Count lines holding the string "title" in the data that follows. Reply with one number only.

━━━━━ Recorded data ━━━━━

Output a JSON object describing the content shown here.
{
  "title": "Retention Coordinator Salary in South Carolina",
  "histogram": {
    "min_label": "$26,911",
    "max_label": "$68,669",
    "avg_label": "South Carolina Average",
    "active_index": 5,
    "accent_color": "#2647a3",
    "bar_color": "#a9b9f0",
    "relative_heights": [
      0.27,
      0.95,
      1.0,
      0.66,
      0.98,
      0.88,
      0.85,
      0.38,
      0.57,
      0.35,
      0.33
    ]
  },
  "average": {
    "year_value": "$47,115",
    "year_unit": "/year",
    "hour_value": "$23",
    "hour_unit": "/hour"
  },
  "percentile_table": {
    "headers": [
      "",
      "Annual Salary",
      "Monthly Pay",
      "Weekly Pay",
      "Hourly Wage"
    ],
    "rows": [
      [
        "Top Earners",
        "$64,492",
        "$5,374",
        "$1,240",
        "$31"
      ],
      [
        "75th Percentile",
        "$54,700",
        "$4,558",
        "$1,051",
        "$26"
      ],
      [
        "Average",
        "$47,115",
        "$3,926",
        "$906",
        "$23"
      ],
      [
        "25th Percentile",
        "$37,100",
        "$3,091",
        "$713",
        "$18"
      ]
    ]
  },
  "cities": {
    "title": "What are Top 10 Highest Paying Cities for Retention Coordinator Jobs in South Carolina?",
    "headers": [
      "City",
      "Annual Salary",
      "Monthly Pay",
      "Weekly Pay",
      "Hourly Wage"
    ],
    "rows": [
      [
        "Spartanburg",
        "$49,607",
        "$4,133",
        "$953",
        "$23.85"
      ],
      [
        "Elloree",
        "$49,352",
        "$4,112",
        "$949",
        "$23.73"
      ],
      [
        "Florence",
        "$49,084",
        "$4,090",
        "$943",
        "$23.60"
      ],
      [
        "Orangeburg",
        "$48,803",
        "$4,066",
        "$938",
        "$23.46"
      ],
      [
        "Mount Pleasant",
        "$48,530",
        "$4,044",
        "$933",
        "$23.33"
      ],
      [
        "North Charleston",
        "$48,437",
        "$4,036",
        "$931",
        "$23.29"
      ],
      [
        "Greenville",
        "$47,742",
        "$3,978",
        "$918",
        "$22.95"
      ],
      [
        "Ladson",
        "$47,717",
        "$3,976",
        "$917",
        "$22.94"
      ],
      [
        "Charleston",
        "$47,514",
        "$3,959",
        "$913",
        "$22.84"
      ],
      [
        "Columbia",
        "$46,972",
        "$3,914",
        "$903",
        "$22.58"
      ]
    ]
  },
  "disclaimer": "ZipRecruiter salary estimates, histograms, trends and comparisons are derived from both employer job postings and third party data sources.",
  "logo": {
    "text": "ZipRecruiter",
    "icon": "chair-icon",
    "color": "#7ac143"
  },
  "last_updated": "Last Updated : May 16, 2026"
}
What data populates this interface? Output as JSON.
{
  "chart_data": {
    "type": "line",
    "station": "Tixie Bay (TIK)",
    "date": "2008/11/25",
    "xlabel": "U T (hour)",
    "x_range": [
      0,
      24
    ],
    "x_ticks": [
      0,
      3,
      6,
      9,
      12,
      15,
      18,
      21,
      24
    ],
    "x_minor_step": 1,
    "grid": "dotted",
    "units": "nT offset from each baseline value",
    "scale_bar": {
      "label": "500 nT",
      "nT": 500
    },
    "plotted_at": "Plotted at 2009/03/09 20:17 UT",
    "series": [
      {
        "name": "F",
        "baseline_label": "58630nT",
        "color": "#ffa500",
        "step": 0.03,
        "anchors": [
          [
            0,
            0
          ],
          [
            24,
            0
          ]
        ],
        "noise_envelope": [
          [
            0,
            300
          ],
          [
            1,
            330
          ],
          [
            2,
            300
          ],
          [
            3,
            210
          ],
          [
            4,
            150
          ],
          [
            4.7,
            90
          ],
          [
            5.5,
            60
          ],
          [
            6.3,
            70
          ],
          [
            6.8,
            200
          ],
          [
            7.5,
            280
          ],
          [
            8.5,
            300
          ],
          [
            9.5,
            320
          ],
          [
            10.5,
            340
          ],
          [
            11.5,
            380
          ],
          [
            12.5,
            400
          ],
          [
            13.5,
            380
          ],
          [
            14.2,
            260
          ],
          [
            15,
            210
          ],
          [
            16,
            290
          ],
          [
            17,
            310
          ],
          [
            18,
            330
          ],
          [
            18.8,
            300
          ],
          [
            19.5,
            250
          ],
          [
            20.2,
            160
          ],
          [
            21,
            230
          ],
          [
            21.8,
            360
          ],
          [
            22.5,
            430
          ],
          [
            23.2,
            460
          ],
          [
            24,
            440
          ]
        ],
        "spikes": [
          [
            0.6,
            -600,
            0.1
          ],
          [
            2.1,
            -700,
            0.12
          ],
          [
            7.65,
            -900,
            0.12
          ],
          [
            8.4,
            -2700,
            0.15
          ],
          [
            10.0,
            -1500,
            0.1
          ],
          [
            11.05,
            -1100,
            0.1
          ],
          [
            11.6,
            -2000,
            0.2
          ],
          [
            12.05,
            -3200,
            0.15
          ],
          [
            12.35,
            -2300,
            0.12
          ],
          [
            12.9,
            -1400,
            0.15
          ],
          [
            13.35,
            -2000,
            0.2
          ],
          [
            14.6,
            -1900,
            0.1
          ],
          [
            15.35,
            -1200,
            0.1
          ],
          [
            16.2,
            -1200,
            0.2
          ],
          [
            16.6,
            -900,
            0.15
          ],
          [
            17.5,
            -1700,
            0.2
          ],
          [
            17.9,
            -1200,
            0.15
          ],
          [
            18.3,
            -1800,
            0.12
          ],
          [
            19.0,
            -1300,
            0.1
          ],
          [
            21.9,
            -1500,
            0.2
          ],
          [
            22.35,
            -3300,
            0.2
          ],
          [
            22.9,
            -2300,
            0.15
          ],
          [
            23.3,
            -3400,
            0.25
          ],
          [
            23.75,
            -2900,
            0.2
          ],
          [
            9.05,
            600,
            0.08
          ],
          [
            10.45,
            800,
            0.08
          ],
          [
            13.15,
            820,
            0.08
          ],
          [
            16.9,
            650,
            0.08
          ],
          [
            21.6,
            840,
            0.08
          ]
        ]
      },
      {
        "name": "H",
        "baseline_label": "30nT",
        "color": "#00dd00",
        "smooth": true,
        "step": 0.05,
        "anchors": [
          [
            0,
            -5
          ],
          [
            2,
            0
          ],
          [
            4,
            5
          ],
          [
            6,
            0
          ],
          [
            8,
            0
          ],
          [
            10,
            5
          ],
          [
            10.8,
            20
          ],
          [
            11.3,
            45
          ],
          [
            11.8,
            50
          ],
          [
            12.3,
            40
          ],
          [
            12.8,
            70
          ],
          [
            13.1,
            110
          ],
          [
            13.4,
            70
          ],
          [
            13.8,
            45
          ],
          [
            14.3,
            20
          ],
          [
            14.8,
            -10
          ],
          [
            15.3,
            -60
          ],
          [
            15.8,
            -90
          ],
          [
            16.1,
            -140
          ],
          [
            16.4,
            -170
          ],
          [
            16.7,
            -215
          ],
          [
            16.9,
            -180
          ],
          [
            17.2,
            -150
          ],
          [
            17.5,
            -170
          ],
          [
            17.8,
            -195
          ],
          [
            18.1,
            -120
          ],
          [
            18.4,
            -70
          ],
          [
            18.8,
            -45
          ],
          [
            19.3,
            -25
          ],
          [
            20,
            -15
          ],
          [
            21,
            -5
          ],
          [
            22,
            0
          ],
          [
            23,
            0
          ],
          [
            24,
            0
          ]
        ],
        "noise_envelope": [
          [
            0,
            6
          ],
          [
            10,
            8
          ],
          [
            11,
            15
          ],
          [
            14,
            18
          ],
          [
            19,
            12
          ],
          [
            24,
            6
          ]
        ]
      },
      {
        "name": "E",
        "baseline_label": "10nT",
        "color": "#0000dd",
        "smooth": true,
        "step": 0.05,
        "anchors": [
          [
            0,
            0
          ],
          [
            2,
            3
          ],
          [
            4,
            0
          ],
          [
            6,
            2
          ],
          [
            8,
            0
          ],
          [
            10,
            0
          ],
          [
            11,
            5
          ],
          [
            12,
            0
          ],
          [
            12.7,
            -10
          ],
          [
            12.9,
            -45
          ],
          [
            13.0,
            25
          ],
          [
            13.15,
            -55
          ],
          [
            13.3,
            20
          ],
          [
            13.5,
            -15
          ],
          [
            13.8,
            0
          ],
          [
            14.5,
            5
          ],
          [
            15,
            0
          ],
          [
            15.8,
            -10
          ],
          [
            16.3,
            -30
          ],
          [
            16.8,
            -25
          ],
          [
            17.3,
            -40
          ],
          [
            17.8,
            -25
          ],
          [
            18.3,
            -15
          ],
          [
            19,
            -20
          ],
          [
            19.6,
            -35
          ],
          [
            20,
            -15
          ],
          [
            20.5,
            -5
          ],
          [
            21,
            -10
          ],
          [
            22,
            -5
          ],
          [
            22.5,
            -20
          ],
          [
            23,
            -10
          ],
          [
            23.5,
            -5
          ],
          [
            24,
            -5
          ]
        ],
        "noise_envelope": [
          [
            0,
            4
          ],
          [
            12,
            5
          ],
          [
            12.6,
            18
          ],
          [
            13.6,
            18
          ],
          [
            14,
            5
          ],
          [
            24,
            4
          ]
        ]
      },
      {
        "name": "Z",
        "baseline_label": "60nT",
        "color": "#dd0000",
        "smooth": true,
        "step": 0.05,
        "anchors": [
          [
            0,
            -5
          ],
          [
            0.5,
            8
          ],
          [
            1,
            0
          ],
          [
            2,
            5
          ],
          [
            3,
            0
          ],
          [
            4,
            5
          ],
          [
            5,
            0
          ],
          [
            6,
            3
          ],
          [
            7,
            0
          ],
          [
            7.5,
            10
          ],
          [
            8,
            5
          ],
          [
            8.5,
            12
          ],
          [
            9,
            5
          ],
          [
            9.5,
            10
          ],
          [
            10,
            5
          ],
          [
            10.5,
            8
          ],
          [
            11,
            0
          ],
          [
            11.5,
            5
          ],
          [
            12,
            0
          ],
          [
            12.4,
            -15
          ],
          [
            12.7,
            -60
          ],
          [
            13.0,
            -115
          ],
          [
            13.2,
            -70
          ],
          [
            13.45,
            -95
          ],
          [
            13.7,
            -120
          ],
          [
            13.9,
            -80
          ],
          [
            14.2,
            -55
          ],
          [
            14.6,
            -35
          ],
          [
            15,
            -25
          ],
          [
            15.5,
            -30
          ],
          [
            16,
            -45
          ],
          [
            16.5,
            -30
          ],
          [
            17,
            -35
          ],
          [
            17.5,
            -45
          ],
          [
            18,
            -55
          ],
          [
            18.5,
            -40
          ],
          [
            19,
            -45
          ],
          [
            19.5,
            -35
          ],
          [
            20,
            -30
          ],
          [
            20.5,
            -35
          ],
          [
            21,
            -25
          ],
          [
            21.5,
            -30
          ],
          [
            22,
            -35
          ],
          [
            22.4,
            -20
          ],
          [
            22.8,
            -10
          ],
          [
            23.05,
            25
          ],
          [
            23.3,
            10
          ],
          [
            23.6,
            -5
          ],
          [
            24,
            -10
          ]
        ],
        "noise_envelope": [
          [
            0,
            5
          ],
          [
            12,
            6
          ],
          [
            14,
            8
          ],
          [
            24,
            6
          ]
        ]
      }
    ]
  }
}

━━━━━

▸ **Problem solution**:
2